### Stored records
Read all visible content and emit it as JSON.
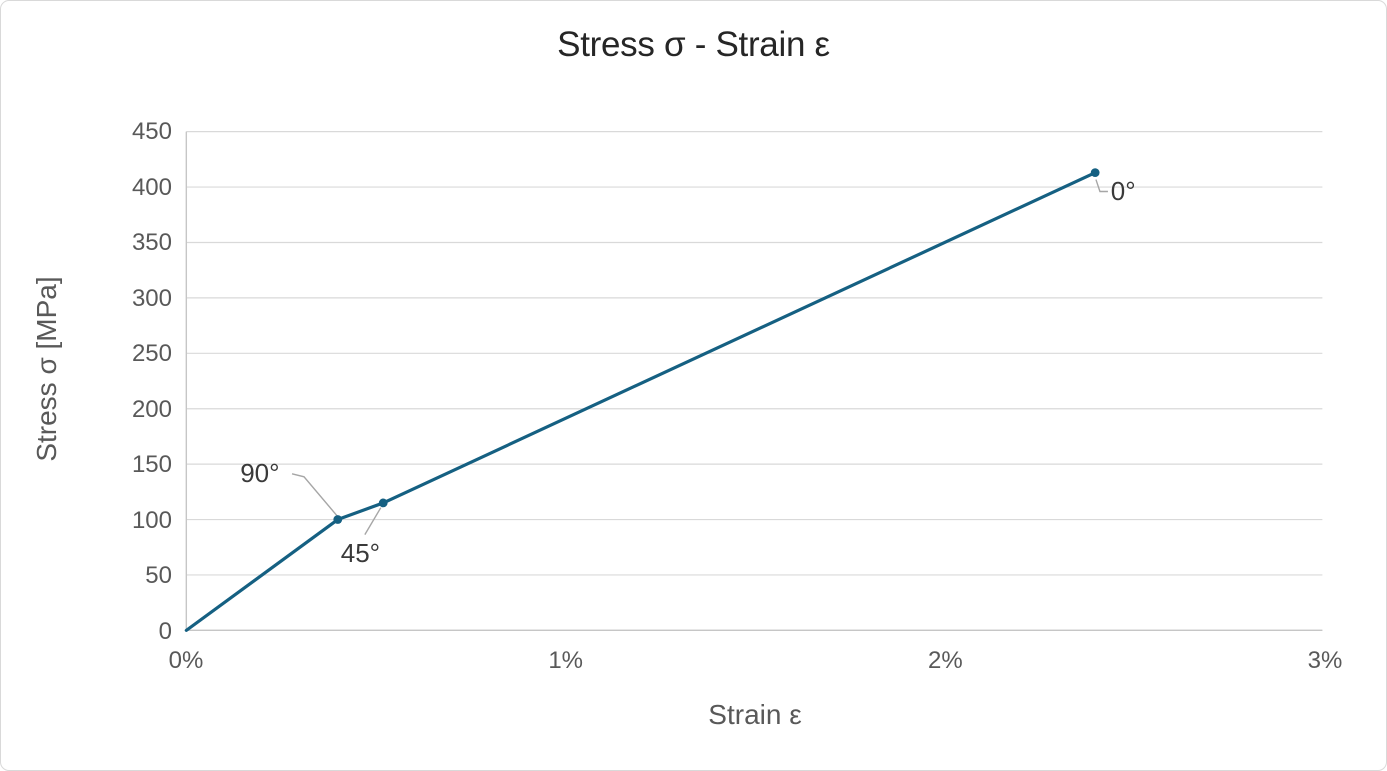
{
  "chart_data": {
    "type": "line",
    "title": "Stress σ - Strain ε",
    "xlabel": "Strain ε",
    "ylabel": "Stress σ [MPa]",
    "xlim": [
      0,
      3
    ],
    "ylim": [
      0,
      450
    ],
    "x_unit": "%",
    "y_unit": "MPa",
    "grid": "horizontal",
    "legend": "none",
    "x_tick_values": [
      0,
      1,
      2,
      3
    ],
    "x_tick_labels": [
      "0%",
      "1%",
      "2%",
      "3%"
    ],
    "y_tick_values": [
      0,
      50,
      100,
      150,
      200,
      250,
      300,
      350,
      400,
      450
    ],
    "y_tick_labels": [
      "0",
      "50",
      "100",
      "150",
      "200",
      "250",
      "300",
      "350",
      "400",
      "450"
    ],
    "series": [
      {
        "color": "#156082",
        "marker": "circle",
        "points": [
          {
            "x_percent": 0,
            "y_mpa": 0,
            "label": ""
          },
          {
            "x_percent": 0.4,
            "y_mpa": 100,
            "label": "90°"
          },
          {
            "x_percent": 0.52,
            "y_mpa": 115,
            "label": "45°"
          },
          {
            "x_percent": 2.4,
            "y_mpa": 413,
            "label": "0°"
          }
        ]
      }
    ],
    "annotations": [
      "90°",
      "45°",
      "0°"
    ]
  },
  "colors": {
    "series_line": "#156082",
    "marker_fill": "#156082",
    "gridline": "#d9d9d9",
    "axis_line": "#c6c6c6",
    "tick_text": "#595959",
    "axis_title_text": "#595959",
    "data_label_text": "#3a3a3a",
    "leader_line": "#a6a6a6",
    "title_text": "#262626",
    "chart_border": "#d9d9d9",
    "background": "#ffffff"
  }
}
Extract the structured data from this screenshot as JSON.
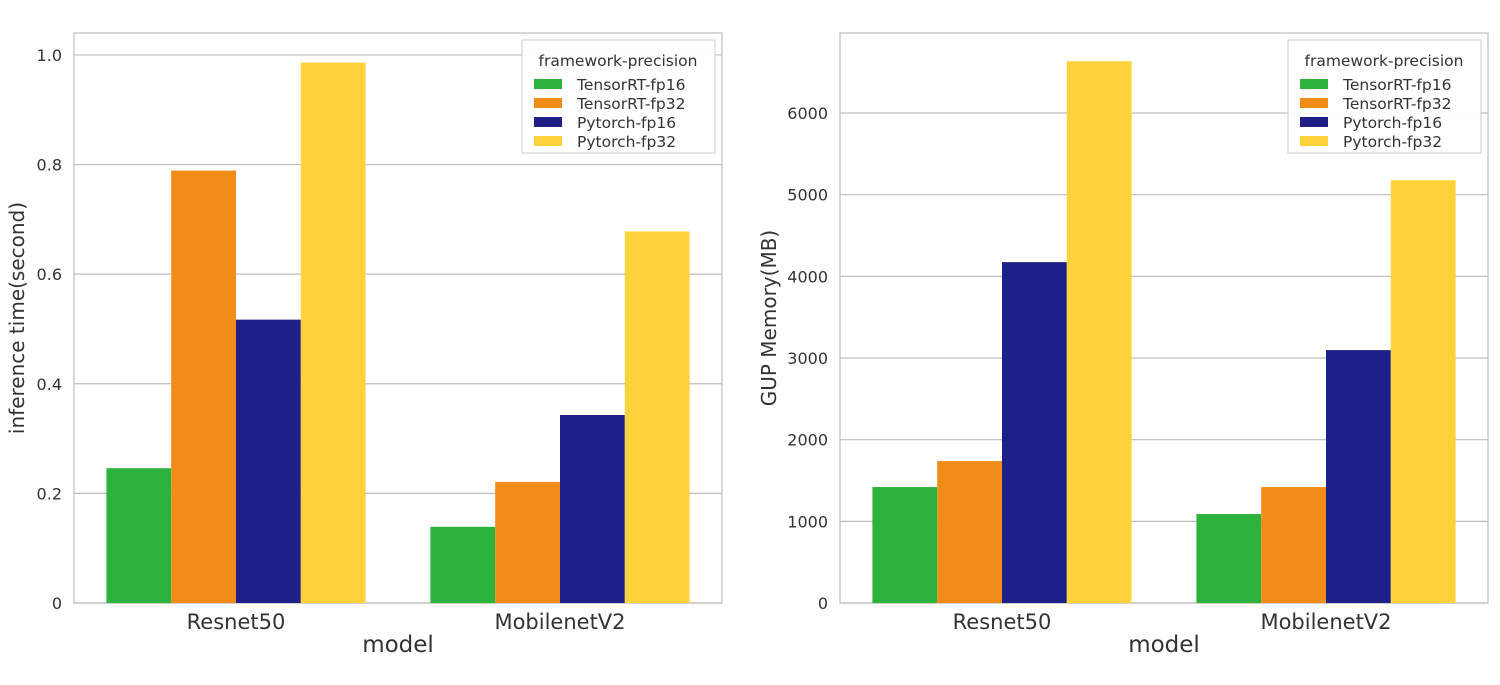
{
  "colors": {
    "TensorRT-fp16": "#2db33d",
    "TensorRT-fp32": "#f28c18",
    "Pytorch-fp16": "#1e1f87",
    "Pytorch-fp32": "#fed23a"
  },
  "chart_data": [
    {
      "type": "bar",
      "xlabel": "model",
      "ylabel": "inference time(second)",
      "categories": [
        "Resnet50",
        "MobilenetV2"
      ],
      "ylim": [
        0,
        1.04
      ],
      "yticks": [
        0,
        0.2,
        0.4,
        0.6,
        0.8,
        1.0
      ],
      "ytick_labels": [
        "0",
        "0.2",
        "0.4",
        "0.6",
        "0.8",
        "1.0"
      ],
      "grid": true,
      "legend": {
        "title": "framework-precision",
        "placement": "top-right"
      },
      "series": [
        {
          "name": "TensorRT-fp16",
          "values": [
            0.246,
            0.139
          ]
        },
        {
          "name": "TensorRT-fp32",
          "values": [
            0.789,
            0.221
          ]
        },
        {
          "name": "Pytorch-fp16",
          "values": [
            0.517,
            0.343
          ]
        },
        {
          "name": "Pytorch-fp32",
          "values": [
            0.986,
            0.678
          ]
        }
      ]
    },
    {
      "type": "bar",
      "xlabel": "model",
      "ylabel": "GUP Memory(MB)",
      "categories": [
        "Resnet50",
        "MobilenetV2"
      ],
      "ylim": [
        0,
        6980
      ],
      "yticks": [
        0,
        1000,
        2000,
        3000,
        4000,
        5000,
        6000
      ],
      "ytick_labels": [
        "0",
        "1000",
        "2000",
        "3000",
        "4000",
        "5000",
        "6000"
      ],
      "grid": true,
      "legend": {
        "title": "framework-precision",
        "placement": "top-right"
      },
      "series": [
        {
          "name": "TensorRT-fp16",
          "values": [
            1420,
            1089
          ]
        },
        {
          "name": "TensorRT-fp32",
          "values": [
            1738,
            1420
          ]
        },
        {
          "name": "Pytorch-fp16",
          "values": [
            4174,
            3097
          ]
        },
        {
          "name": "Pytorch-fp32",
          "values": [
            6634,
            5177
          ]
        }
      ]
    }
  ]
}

### Set problem
Send back the data above word for word, with the pictures left out.

### Answer to the problem
Read all visible content and emit it as JSON.
{
  "chart_data": {
    "type": "line",
    "title": "Stress σ - Strain ε",
    "xlabel": "Strain ε",
    "ylabel": "Stress σ [MPa]",
    "xlim": [
      0,
      3
    ],
    "ylim": [
      0,
      450
    ],
    "x_unit": "%",
    "y_unit": "MPa",
    "grid": "horizontal",
    "legend": "none",
    "x_tick_values": [
      0,
      1,
      2,
      3
    ],
    "x_tick_labels": [
      "0%",
      "1%",
      "2%",
      "3%"
    ],
    "y_tick_values": [
      0,
      50,
      100,
      150,
      200,
      250,
      300,
      350,
      400,
      450
    ],
    "y_tick_labels": [
      "0",
      "50",
      "100",
      "150",
      "200",
      "250",
      "300",
      "350",
      "400",
      "450"
    ],
    "series": [
      {
        "color": "#156082",
        "marker": "circle",
        "points": [
          {
            "x_percent": 0,
            "y_mpa": 0,
            "label": ""
          },
          {
            "x_percent": 0.4,
            "y_mpa": 100,
            "label": "90°"
          },
          {
            "x_percent": 0.52,
            "y_mpa": 115,
            "label": "45°"
          },
          {
            "x_percent": 2.4,
            "y_mpa": 413,
            "label": "0°"
          }
        ]
      }
    ],
    "annotations": [
      "90°",
      "45°",
      "0°"
    ]
  },
  "colors": {
    "series_line": "#156082",
    "marker_fill": "#156082",
    "gridline": "#d9d9d9",
    "axis_line": "#c6c6c6",
    "tick_text": "#595959",
    "axis_title_text": "#595959",
    "data_label_text": "#3a3a3a",
    "leader_line": "#a6a6a6",
    "title_text": "#262626",
    "chart_border": "#d9d9d9",
    "background": "#ffffff"
  }
}
Extract the structured data from this screenshot as JSON.
{
  "colors": {
    "TensorRT-fp16": "#2db33d",
    "TensorRT-fp32": "#f28c18",
    "Pytorch-fp16": "#1e1f87",
    "Pytorch-fp32": "#fed23a"
  },
  "chart_data": [
    {
      "type": "bar",
      "xlabel": "model",
      "ylabel": "inference time(second)",
      "categories": [
        "Resnet50",
        "MobilenetV2"
      ],
      "ylim": [
        0,
        1.04
      ],
      "yticks": [
        0,
        0.2,
        0.4,
        0.6,
        0.8,
        1.0
      ],
      "ytick_labels": [
        "0",
        "0.2",
        "0.4",
        "0.6",
        "0.8",
        "1.0"
      ],
      "grid": true,
      "legend": {
        "title": "framework-precision",
        "placement": "top-right"
      },
      "series": [
        {
          "name": "TensorRT-fp16",
          "values": [
            0.246,
            0.139
          ]
        },
        {
          "name": "TensorRT-fp32",
          "values": [
            0.789,
            0.221
          ]
        },
        {
          "name": "Pytorch-fp16",
          "values": [
            0.517,
            0.343
          ]
        },
        {
          "name": "Pytorch-fp32",
          "values": [
            0.986,
            0.678
          ]
        }
      ]
    },
    {
      "type": "bar",
      "xlabel": "model",
      "ylabel": "GUP Memory(MB)",
      "categories": [
        "Resnet50",
        "MobilenetV2"
      ],
      "ylim": [
        0,
        6980
      ],
      "yticks": [
        0,
        1000,
        2000,
        3000,
        4000,
        5000,
        6000
      ],
      "ytick_labels": [
        "0",
        "1000",
        "2000",
        "3000",
        "4000",
        "5000",
        "6000"
      ],
      "grid": true,
      "legend": {
        "title": "framework-precision",
        "placement": "top-right"
      },
      "series": [
        {
          "name": "TensorRT-fp16",
          "values": [
            1420,
            1089
          ]
        },
        {
          "name": "TensorRT-fp32",
          "values": [
            1738,
            1420
          ]
        },
        {
          "name": "Pytorch-fp16",
          "values": [
            4174,
            3097
          ]
        },
        {
          "name": "Pytorch-fp32",
          "values": [
            6634,
            5177
          ]
        }
      ]
    }
  ]
}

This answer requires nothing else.